• WHAT YOU HAVE TO DO: Find the lines holding the word "screenshot" and collect them.

• DATA LISTING:
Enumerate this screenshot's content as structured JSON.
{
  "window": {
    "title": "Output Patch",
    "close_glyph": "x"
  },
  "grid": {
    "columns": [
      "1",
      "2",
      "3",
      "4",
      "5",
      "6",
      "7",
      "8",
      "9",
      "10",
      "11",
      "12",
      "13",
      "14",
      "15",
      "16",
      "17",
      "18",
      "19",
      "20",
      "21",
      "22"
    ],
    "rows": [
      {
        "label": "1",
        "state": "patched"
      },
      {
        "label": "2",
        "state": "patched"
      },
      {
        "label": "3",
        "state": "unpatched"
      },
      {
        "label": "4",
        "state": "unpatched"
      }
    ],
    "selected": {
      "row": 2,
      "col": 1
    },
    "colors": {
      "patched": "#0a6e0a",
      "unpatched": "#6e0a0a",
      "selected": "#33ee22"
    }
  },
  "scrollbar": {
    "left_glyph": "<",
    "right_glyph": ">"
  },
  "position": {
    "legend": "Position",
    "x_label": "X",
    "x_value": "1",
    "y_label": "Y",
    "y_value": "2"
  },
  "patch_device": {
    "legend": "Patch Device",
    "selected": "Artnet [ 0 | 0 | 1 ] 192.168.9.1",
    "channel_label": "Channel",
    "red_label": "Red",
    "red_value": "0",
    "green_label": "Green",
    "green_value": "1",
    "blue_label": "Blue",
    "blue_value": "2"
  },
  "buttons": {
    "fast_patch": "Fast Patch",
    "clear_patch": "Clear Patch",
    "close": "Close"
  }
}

...

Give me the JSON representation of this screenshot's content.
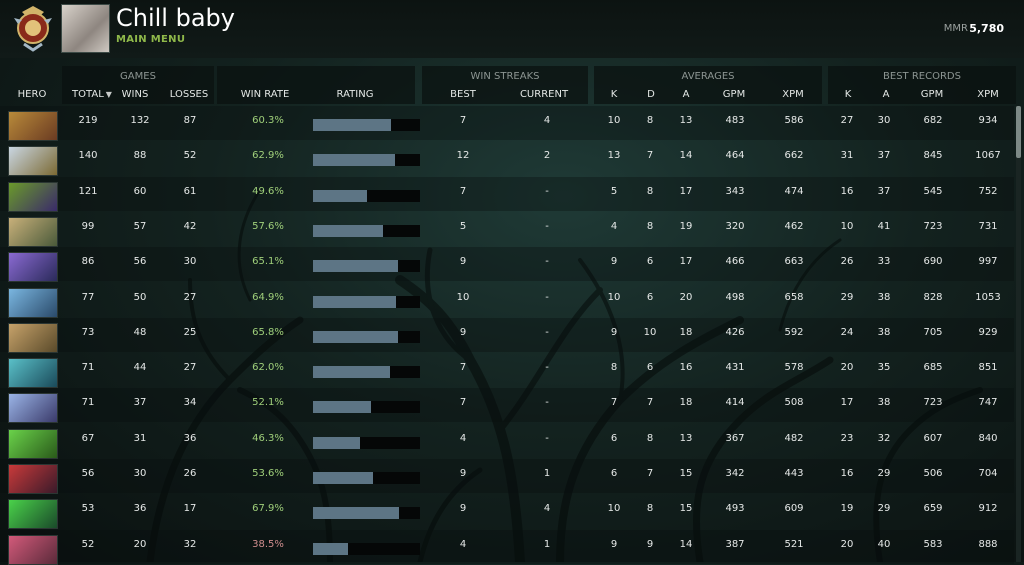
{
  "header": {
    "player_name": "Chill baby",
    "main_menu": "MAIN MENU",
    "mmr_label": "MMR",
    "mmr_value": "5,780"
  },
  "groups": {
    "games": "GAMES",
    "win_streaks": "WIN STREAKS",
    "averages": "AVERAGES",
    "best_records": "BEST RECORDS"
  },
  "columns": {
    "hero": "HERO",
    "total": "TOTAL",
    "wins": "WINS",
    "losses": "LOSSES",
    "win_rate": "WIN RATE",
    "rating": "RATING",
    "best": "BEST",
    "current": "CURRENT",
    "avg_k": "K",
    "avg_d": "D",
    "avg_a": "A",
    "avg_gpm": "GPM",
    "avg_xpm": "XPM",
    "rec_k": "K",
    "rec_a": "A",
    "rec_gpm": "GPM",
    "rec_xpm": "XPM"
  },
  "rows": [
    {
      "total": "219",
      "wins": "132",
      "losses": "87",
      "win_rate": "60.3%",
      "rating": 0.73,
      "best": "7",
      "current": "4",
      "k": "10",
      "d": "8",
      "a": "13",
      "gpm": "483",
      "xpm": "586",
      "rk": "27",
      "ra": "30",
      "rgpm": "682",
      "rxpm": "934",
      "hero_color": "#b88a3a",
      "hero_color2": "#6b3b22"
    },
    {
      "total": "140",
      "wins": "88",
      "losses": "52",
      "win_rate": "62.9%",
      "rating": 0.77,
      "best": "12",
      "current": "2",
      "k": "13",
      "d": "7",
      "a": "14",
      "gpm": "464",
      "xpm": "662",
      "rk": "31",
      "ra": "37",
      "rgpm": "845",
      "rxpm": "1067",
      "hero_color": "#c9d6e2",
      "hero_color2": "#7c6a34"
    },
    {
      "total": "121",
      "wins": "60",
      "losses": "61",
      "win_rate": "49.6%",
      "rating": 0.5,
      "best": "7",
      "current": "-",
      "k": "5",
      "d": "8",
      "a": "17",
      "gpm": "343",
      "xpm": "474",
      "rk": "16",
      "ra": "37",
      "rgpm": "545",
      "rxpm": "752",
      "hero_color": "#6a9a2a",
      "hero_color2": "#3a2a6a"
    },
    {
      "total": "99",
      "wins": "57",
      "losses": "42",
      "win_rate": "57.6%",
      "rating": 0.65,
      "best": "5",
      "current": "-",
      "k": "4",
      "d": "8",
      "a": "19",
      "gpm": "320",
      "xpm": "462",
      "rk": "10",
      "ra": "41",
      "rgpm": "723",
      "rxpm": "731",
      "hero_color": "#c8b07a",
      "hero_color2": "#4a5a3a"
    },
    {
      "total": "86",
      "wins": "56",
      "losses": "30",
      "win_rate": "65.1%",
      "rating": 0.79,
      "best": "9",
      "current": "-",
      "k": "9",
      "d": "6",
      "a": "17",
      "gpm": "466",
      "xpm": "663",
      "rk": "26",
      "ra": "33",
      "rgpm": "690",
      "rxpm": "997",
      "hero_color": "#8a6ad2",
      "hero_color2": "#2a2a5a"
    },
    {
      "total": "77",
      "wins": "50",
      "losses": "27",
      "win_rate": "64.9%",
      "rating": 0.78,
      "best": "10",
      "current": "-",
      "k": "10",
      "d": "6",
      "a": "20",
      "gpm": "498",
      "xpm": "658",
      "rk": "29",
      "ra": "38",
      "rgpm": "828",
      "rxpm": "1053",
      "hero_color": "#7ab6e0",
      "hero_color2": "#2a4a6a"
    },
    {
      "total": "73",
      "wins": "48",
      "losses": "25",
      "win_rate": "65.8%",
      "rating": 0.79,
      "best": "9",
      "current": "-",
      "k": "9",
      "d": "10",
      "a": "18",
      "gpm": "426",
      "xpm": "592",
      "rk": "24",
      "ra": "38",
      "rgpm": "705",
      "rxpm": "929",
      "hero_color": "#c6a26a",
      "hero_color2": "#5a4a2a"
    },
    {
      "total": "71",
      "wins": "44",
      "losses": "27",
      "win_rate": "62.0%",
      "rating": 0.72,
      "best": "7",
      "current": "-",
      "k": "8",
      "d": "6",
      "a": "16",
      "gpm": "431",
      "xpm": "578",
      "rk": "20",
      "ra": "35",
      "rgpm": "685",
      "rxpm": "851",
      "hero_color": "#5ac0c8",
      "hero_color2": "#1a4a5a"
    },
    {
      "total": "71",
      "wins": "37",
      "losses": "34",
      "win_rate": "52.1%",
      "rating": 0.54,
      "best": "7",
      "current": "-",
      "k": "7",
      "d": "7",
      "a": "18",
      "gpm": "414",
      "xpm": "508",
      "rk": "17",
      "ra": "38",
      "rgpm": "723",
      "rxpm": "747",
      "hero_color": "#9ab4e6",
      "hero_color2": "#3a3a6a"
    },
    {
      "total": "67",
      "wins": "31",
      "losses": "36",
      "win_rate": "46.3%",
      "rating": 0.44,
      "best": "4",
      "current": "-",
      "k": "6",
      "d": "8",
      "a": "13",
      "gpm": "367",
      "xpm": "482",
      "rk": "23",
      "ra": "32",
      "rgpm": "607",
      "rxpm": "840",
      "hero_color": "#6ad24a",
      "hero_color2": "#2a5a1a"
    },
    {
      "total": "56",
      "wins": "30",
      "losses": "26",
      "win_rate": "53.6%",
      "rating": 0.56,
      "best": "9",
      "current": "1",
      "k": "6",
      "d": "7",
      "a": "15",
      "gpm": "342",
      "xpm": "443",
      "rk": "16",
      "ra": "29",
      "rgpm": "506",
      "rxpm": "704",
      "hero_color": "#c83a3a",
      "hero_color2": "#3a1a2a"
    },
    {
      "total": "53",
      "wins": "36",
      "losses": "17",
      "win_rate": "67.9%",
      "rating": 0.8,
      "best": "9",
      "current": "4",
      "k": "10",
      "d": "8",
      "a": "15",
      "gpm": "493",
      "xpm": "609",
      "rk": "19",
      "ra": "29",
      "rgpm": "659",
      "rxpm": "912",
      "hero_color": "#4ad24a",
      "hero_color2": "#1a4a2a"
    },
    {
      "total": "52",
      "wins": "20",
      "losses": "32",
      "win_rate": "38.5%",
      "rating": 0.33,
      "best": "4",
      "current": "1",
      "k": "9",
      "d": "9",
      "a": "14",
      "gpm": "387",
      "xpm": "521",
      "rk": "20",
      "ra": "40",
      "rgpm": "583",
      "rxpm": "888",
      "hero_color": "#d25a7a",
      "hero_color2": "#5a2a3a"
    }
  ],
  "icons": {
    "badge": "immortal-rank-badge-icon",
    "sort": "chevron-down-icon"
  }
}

• FINISHED EXERCISE:
Enumerate this screenshot's content as structured JSON.
Give me the JSON representation of this screenshot's content.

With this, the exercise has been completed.